(Information provided)
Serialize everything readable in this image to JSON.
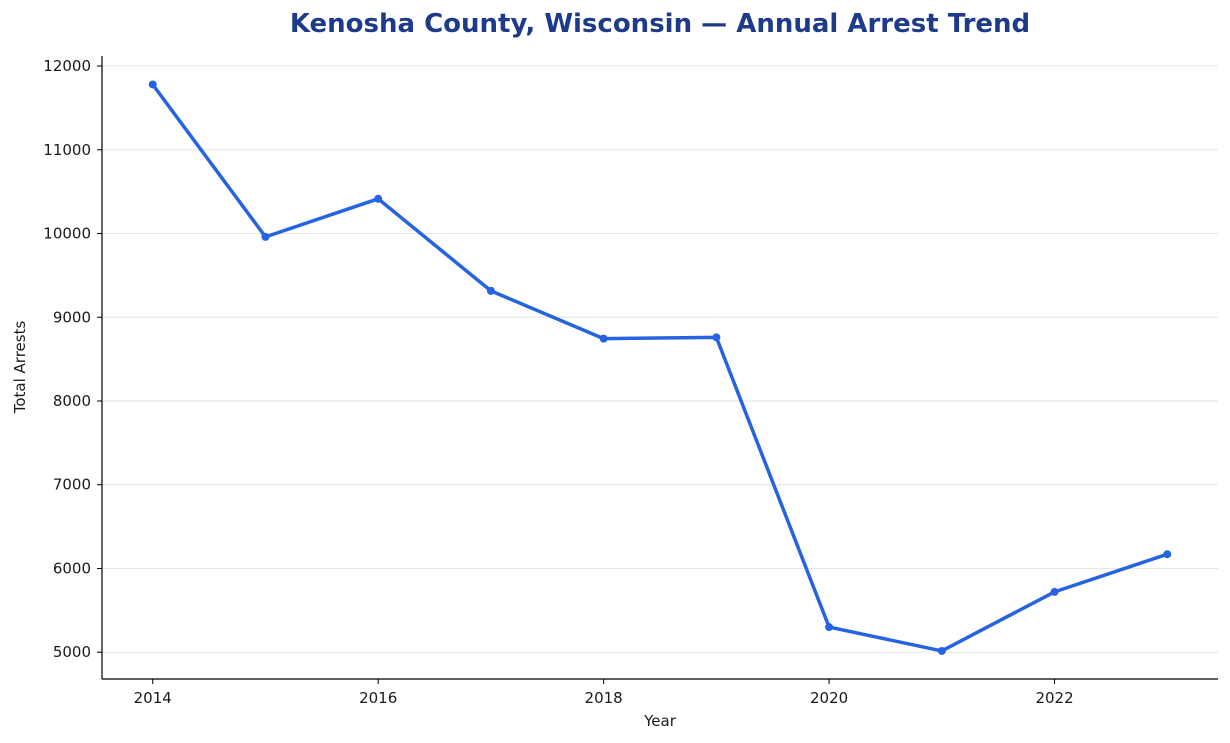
{
  "chart_data": {
    "type": "line",
    "title": "Kenosha County, Wisconsin — Annual Arrest Trend",
    "xlabel": "Year",
    "ylabel": "Total Arrests",
    "x": [
      2014,
      2015,
      2016,
      2017,
      2018,
      2019,
      2020,
      2021,
      2022,
      2023
    ],
    "series": [
      {
        "values": [
          11780,
          9960,
          10415,
          9315,
          8745,
          8760,
          5300,
          5015,
          5720,
          6170
        ]
      }
    ],
    "xticks": [
      "2014",
      "2016",
      "2018",
      "2020",
      "2022"
    ],
    "yticks": [
      "5000",
      "6000",
      "7000",
      "8000",
      "9000",
      "10000",
      "11000",
      "12000"
    ],
    "xlim": [
      2013.55,
      2023.45
    ],
    "ylim": [
      4680,
      12120
    ],
    "grid": "horizontal",
    "legend": "none",
    "colors": {
      "line": "#2563e0",
      "title": "#1e3a8a",
      "grid": "#e6e6e6",
      "axis": "#000000"
    }
  }
}
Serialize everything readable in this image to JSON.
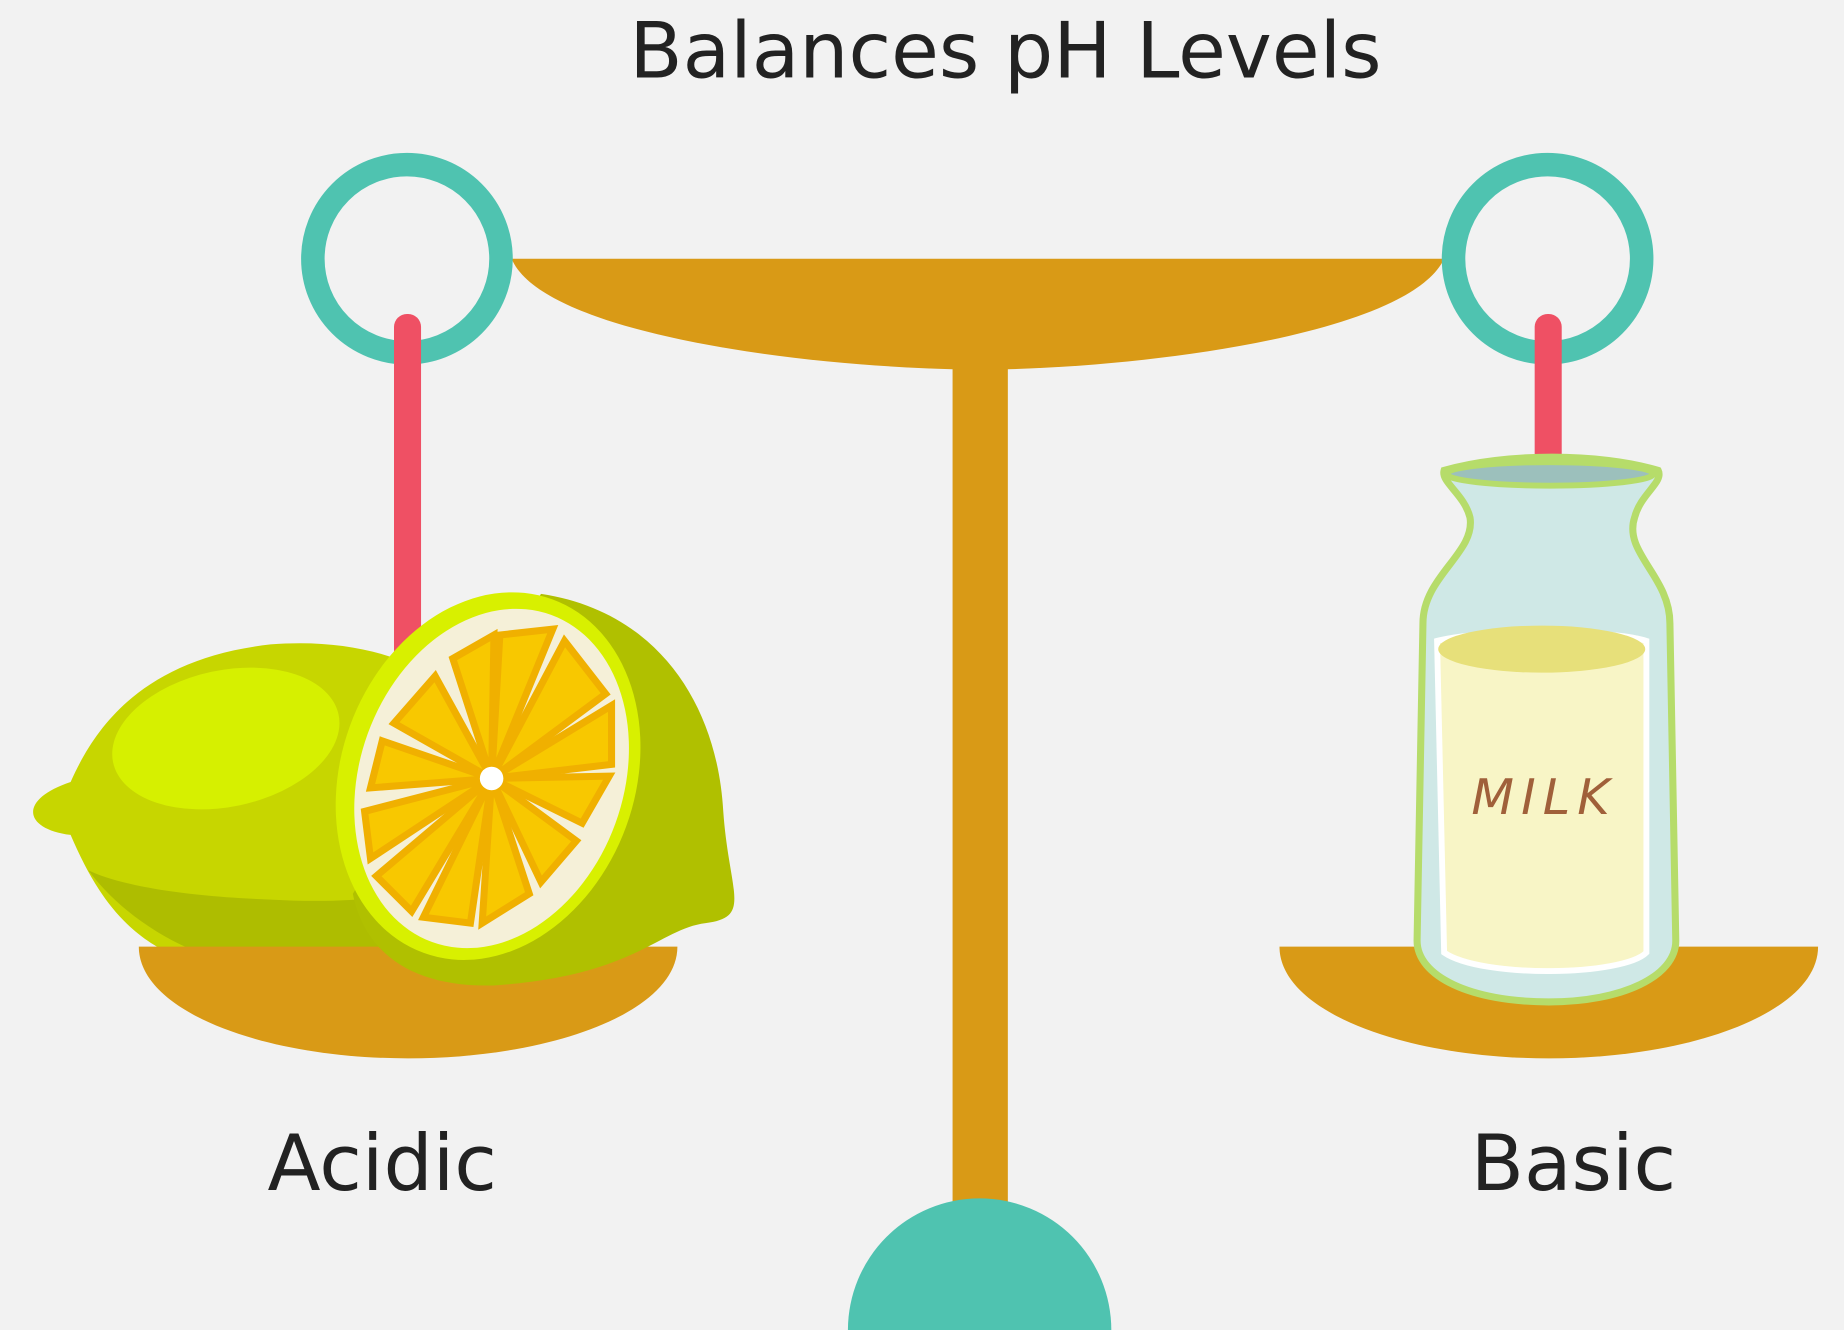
{
  "title": "Balances pH Levels",
  "left_label": "Acidic",
  "right_label": "Basic",
  "jar_label": "MILK"
}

(Exercise prompt) Reproduce the material in its entirety and word for word, without the pictures.

(Answer in full)
Serialize everything readable in this image to JSON.
{
  "chart_data": {
    "type": "line",
    "title": "Kenosha County, Wisconsin — Annual Arrest Trend",
    "xlabel": "Year",
    "ylabel": "Total Arrests",
    "x": [
      2014,
      2015,
      2016,
      2017,
      2018,
      2019,
      2020,
      2021,
      2022,
      2023
    ],
    "series": [
      {
        "values": [
          11780,
          9960,
          10415,
          9315,
          8745,
          8760,
          5300,
          5015,
          5720,
          6170
        ]
      }
    ],
    "xticks": [
      "2014",
      "2016",
      "2018",
      "2020",
      "2022"
    ],
    "yticks": [
      "5000",
      "6000",
      "7000",
      "8000",
      "9000",
      "10000",
      "11000",
      "12000"
    ],
    "xlim": [
      2013.55,
      2023.45
    ],
    "ylim": [
      4680,
      12120
    ],
    "grid": "horizontal",
    "legend": "none",
    "colors": {
      "line": "#2563e0",
      "title": "#1e3a8a",
      "grid": "#e6e6e6",
      "axis": "#000000"
    }
  }
}
Serialize everything readable in this image to JSON.
{
  "title": "Balances pH Levels",
  "left_label": "Acidic",
  "right_label": "Basic",
  "jar_label": "MILK"
}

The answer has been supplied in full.